* START Dataset entries *

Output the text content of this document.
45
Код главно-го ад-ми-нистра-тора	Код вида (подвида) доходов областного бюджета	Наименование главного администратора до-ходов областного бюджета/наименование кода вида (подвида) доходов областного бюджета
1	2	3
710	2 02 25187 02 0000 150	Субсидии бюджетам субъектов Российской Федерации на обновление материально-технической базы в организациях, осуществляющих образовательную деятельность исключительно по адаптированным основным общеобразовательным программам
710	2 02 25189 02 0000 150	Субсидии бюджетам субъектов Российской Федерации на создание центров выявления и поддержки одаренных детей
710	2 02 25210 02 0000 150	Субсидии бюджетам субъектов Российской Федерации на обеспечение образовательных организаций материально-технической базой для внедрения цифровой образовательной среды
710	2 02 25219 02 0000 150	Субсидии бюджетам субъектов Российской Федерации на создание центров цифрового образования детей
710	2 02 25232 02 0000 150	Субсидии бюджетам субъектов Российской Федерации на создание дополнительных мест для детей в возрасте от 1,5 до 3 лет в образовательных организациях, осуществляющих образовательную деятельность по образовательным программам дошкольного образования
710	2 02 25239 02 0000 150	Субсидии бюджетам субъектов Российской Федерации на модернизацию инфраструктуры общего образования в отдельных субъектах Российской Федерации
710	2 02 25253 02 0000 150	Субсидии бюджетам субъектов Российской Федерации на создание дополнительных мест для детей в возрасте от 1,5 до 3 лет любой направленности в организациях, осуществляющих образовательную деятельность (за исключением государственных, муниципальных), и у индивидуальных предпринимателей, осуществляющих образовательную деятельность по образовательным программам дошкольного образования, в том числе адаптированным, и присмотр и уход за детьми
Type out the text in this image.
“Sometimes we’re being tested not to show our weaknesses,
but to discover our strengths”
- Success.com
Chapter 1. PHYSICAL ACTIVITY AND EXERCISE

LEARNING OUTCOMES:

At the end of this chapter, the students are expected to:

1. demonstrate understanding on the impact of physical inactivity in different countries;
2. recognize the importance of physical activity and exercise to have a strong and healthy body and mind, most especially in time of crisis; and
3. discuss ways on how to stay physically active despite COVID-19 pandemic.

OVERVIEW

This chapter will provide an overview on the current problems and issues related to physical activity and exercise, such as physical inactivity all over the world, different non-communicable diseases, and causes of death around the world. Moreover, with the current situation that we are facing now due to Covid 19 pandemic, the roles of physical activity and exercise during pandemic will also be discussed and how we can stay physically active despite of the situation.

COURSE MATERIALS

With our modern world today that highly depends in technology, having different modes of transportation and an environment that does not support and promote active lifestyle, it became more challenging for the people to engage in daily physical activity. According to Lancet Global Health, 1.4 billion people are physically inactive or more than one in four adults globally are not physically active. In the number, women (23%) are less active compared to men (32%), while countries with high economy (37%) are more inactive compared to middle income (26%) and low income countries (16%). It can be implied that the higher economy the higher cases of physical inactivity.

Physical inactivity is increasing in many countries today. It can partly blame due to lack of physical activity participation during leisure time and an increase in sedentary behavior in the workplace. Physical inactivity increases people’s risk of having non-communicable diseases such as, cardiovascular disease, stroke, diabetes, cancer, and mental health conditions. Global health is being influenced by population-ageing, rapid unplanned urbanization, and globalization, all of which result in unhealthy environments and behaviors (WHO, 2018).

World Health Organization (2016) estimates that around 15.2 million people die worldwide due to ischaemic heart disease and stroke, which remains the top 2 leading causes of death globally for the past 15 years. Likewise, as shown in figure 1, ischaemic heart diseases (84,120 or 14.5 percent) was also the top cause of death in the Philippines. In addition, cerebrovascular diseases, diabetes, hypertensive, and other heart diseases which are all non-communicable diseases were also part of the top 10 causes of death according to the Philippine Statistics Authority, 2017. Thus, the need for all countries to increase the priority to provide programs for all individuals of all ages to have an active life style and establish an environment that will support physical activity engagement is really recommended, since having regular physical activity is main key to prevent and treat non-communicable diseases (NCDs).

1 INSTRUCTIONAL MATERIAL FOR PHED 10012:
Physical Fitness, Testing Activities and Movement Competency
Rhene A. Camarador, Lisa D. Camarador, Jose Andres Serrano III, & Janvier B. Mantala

* END Dataset entries *

Objective: All the entries above need to be reproduced exactly.

Exercise result:
Output the text content of this document.
45
Код главно-го ад-ми-нистра-тора	Код вида (подвида) доходов областного бюджета	Наименование главного администратора до-ходов областного бюджета/наименование кода вида (подвида) доходов областного бюджета
1	2	3
710	2 02 25187 02 0000 150	Субсидии бюджетам субъектов Российской Федерации на обновление материально-технической базы в организациях, осуществляющих образовательную деятельность исключительно по адаптированным основным общеобразовательным программам
710	2 02 25189 02 0000 150	Субсидии бюджетам субъектов Российской Федерации на создание центров выявления и поддержки одаренных детей
710	2 02 25210 02 0000 150	Субсидии бюджетам субъектов Российской Федерации на обеспечение образовательных организаций материально-технической базой для внедрения цифровой образовательной среды
710	2 02 25219 02 0000 150	Субсидии бюджетам субъектов Российской Федерации на создание центров цифрового образования детей
710	2 02 25232 02 0000 150	Субсидии бюджетам субъектов Российской Федерации на создание дополнительных мест для детей в возрасте от 1,5 до 3 лет в образовательных организациях, осуществляющих образовательную деятельность по образовательным программам дошкольного образования
710	2 02 25239 02 0000 150	Субсидии бюджетам субъектов Российской Федерации на модернизацию инфраструктуры общего образования в отдельных субъектах Российской Федерации
710	2 02 25253 02 0000 150	Субсидии бюджетам субъектов Российской Федерации на создание дополнительных мест для детей в возрасте от 1,5 до 3 лет любой направленности в организациях, осуществляющих образовательную деятельность (за исключением государственных, муниципальных), и у индивидуальных предпринимателей, осуществляющих образовательную деятельность по образовательным программам дошкольного образования, в том числе адаптированным, и присмотр и уход за детьми
Type out the text in this image.
“Sometimes we’re being tested not to show our weaknesses,
but to discover our strengths”
- Success.com
Chapter 1. PHYSICAL ACTIVITY AND EXERCISE

LEARNING OUTCOMES:

At the end of this chapter, the students are expected to:

1. demonstrate understanding on the impact of physical inactivity in different countries;
2. recognize the importance of physical activity and exercise to have a strong and healthy body and mind, most especially in time of crisis; and
3. discuss ways on how to stay physically active despite COVID-19 pandemic.

OVERVIEW

This chapter will provide an overview on the current problems and issues related to physical activity and exercise, such as physical inactivity all over the world, different non-communicable diseases, and causes of death around the world. Moreover, with the current situation that we are facing now due to Covid 19 pandemic, the roles of physical activity and exercise during pandemic will also be discussed and how we can stay physically active despite of the situation.

COURSE MATERIALS

With our modern world today that highly depends in technology, having different modes of transportation and an environment that does not support and promote active lifestyle, it became more challenging for the people to engage in daily physical activity. According to Lancet Global Health, 1.4 billion people are physically inactive or more than one in four adults globally are not physically active. In the number, women (23%) are less active compared to men (32%), while countries with high economy (37%) are more inactive compared to middle income (26%) and low income countries (16%). It can be implied that the higher economy the higher cases of physical inactivity.

Physical inactivity is increasing in many countries today. It can partly blame due to lack of physical activity participation during leisure time and an increase in sedentary behavior in the workplace. Physical inactivity increases people’s risk of having non-communicable diseases such as, cardiovascular disease, stroke, diabetes, cancer, and mental health conditions. Global health is being influenced by population-ageing, rapid unplanned urbanization, and globalization, all of which result in unhealthy environments and behaviors (WHO, 2018).

World Health Organization (2016) estimates that around 15.2 million people die worldwide due to ischaemic heart disease and stroke, which remains the top 2 leading causes of death globally for the past 15 years. Likewise, as shown in figure 1, ischaemic heart diseases (84,120 or 14.5 percent) was also the top cause of death in the Philippines. In addition, cerebrovascular diseases, diabetes, hypertensive, and other heart diseases which are all non-communicable diseases were also part of the top 10 causes of death according to the Philippine Statistics Authority, 2017. Thus, the need for all countries to increase the priority to provide programs for all individuals of all ages to have an active life style and establish an environment that will support physical activity engagement is really recommended, since having regular physical activity is main key to prevent and treat non-communicable diseases (NCDs).

1 INSTRUCTIONAL MATERIAL FOR PHED 10012:
Physical Fitness, Testing Activities and Movement Competency
Rhene A. Camarador, Lisa D. Camarador, Jose Andres Serrano III, & Janvier B. Mantala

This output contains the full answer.